Written task: Determine the number of lines in the data that include the word "Market", and write only that number.
----- Material to process -----
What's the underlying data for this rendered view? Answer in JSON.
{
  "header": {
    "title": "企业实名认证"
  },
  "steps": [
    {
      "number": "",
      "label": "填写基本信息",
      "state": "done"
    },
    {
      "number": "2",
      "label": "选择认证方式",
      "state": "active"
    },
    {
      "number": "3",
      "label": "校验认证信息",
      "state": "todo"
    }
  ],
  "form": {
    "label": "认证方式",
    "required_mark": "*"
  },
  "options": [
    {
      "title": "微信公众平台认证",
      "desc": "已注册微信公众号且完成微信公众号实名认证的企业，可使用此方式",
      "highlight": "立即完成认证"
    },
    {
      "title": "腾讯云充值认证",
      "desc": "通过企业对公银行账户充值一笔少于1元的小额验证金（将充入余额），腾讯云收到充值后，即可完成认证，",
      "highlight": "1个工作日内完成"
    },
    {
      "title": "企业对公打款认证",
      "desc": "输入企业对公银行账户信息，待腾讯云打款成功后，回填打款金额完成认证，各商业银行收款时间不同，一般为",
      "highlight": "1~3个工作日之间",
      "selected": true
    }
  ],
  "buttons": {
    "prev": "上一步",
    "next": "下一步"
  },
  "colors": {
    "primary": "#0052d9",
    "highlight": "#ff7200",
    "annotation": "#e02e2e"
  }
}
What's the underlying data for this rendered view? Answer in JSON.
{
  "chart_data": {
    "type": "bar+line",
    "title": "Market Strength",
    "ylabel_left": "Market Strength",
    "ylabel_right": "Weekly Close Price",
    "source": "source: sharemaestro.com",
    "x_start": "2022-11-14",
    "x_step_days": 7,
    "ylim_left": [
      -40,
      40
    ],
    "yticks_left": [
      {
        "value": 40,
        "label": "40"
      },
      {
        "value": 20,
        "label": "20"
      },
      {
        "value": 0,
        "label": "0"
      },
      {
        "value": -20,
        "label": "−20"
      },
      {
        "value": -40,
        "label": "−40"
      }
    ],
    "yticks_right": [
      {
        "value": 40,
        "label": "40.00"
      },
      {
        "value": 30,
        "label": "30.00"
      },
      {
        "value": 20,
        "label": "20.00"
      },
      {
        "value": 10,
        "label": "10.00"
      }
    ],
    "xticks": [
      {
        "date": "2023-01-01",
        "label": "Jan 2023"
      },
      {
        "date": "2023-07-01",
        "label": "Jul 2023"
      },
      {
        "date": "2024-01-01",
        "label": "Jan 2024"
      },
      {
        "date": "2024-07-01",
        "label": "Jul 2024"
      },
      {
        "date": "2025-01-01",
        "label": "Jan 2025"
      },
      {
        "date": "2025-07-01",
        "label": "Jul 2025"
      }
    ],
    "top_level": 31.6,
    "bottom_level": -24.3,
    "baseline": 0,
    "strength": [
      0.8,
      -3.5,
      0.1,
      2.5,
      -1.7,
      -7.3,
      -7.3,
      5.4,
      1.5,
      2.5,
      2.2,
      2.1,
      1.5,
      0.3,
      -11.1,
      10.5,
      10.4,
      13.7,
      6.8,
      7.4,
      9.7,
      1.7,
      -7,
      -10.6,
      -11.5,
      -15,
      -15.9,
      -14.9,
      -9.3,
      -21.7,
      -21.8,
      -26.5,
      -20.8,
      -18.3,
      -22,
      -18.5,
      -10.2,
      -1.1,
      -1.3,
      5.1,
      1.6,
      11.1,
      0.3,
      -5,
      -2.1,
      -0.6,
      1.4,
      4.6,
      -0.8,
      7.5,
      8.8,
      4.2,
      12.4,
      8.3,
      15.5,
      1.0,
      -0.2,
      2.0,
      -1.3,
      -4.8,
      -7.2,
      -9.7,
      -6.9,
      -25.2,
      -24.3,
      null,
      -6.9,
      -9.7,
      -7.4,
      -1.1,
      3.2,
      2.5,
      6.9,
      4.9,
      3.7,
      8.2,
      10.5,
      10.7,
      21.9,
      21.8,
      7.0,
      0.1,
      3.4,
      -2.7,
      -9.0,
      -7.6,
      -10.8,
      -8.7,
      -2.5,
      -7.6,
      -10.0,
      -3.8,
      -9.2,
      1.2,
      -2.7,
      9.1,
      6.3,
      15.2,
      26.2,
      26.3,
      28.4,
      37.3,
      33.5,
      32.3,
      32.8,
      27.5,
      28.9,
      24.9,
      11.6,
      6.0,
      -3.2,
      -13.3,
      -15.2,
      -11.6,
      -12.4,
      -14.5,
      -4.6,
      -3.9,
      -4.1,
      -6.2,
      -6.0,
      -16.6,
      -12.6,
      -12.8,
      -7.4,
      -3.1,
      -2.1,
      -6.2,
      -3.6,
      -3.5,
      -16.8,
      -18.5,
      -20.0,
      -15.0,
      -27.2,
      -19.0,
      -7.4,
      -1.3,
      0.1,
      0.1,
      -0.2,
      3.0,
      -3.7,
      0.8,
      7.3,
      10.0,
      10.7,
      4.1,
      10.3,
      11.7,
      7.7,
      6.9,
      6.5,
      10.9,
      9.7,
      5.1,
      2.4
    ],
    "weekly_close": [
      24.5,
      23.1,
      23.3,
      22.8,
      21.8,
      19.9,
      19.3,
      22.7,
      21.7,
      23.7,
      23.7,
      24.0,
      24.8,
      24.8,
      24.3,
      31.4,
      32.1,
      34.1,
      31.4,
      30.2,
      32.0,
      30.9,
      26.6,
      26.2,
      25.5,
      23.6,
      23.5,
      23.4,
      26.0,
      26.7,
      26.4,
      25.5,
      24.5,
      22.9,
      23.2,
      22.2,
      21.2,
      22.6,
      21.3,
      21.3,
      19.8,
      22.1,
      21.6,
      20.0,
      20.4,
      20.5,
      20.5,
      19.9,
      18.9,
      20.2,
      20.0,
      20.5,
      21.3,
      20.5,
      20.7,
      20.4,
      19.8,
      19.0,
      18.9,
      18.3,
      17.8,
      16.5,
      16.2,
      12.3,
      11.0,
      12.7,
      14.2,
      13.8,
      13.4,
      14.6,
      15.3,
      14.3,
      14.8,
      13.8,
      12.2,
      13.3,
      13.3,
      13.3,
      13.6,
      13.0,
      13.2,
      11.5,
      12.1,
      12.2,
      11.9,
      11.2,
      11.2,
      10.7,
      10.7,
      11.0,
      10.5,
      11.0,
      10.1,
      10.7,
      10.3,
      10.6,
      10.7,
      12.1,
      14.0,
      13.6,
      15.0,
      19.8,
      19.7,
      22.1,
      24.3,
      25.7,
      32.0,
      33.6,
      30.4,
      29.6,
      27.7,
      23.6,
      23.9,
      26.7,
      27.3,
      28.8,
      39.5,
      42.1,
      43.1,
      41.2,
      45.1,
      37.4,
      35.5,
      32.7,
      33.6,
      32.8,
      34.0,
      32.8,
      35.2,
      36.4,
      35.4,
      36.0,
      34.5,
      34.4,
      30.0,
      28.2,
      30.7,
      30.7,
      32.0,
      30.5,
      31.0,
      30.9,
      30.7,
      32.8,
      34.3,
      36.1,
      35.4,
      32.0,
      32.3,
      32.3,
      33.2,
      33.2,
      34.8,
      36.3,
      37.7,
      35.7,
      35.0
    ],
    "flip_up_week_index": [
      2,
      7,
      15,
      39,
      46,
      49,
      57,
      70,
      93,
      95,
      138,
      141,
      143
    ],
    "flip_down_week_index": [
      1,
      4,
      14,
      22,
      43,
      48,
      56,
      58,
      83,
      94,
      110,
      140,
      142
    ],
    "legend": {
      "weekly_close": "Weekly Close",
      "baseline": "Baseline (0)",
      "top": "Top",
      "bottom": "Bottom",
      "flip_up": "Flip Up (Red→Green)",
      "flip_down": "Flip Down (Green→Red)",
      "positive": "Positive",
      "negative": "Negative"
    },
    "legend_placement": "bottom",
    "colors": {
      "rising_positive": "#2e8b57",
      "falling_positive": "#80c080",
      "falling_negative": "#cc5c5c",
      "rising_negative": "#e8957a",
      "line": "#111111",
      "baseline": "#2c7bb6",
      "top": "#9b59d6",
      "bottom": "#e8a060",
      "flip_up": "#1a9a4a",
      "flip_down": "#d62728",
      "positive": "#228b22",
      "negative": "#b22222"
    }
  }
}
-----
Result of the task: 2